• EXERCISE TASK: Please reproduce every record, keeping each one exactly as written.

Dataset excerpt
>> begin

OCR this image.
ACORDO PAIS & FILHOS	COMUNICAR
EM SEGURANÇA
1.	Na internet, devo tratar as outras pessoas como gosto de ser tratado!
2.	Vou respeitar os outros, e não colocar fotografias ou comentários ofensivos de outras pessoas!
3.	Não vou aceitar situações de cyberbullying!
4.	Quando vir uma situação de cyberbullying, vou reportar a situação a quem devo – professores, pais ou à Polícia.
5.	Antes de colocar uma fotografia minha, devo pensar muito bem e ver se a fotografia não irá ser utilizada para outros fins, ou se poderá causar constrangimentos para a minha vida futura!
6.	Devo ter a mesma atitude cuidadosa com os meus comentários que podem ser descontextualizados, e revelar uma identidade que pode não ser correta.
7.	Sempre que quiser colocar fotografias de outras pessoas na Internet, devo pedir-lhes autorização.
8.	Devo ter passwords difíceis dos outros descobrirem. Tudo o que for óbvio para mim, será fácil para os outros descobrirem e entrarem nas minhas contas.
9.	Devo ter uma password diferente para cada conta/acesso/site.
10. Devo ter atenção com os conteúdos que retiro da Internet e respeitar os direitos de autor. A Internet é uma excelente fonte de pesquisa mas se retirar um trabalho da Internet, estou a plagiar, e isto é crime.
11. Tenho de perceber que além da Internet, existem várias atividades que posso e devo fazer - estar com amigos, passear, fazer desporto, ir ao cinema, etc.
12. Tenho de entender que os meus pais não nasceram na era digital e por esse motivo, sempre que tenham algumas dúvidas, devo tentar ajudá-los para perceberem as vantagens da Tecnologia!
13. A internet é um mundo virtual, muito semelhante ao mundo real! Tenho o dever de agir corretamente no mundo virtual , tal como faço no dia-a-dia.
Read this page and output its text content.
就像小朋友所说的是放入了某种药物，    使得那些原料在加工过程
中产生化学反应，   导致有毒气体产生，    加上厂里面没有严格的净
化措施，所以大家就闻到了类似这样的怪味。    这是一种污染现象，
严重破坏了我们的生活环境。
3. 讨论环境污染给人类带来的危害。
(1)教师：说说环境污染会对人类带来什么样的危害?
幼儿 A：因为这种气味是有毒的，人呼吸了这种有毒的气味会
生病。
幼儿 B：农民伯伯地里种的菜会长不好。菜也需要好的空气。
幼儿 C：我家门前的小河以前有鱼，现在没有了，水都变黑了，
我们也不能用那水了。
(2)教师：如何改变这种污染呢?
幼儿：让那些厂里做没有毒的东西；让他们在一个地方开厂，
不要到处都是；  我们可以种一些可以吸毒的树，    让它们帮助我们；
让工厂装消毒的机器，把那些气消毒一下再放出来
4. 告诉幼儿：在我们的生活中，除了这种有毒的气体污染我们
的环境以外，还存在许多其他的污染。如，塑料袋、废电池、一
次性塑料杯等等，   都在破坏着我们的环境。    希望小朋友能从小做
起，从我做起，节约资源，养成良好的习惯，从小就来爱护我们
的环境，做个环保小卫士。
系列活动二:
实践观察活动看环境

>> end

• REPLY TO THE TASK:
OCR this image.
ACORDO PAIS & FILHOS	COMUNICAR
EM SEGURANÇA
1.	Na internet, devo tratar as outras pessoas como gosto de ser tratado!
2.	Vou respeitar os outros, e não colocar fotografias ou comentários ofensivos de outras pessoas!
3.	Não vou aceitar situações de cyberbullying!
4.	Quando vir uma situação de cyberbullying, vou reportar a situação a quem devo – professores, pais ou à Polícia.
5.	Antes de colocar uma fotografia minha, devo pensar muito bem e ver se a fotografia não irá ser utilizada para outros fins, ou se poderá causar constrangimentos para a minha vida futura!
6.	Devo ter a mesma atitude cuidadosa com os meus comentários que podem ser descontextualizados, e revelar uma identidade que pode não ser correta.
7.	Sempre que quiser colocar fotografias de outras pessoas na Internet, devo pedir-lhes autorização.
8.	Devo ter passwords difíceis dos outros descobrirem. Tudo o que for óbvio para mim, será fácil para os outros descobrirem e entrarem nas minhas contas.
9.	Devo ter uma password diferente para cada conta/acesso/site.
10. Devo ter atenção com os conteúdos que retiro da Internet e respeitar os direitos de autor. A Internet é uma excelente fonte de pesquisa mas se retirar um trabalho da Internet, estou a plagiar, e isto é crime.
11. Tenho de perceber que além da Internet, existem várias atividades que posso e devo fazer - estar com amigos, passear, fazer desporto, ir ao cinema, etc.
12. Tenho de entender que os meus pais não nasceram na era digital e por esse motivo, sempre que tenham algumas dúvidas, devo tentar ajudá-los para perceberem as vantagens da Tecnologia!
13. A internet é um mundo virtual, muito semelhante ao mundo real! Tenho o dever de agir corretamente no mundo virtual , tal como faço no dia-a-dia.
Read this page and output its text content.
就像小朋友所说的是放入了某种药物，    使得那些原料在加工过程
中产生化学反应，   导致有毒气体产生，    加上厂里面没有严格的净
化措施，所以大家就闻到了类似这样的怪味。    这是一种污染现象，
严重破坏了我们的生活环境。
3. 讨论环境污染给人类带来的危害。
(1)教师：说说环境污染会对人类带来什么样的危害?
幼儿 A：因为这种气味是有毒的，人呼吸了这种有毒的气味会
生病。
幼儿 B：农民伯伯地里种的菜会长不好。菜也需要好的空气。
幼儿 C：我家门前的小河以前有鱼，现在没有了，水都变黑了，
我们也不能用那水了。
(2)教师：如何改变这种污染呢?
幼儿：让那些厂里做没有毒的东西；让他们在一个地方开厂，
不要到处都是；  我们可以种一些可以吸毒的树，    让它们帮助我们；
让工厂装消毒的机器，把那些气消毒一下再放出来
4. 告诉幼儿：在我们的生活中，除了这种有毒的气体污染我们
的环境以外，还存在许多其他的污染。如，塑料袋、废电池、一
次性塑料杯等等，   都在破坏着我们的环境。    希望小朋友能从小做
起，从我做起，节约资源，养成良好的习惯，从小就来爱护我们
的环境，做个环保小卫士。
系列活动二:
实践观察活动看环境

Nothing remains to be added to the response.